Goal →
Count lines with "الأولى" in them. Report only the total.

##############################

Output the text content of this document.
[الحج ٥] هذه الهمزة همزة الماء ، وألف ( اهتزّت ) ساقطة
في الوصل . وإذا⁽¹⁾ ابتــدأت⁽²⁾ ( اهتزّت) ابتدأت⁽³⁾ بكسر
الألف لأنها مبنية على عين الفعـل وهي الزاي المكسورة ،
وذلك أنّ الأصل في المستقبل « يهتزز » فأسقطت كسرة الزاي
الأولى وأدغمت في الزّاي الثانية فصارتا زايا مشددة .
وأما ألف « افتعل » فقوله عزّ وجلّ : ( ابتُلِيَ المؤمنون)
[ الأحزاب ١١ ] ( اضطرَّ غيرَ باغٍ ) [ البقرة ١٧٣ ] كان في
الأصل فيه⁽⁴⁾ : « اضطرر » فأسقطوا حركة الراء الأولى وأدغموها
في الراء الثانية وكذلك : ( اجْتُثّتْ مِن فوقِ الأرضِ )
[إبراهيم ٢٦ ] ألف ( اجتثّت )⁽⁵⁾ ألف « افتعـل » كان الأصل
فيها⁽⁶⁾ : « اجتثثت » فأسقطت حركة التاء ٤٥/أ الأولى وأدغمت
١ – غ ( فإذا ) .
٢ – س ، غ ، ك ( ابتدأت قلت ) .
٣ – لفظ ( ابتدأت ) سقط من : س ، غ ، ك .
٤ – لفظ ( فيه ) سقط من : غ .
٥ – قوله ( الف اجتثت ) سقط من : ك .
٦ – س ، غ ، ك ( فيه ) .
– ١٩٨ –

##############################

Response to the task →
3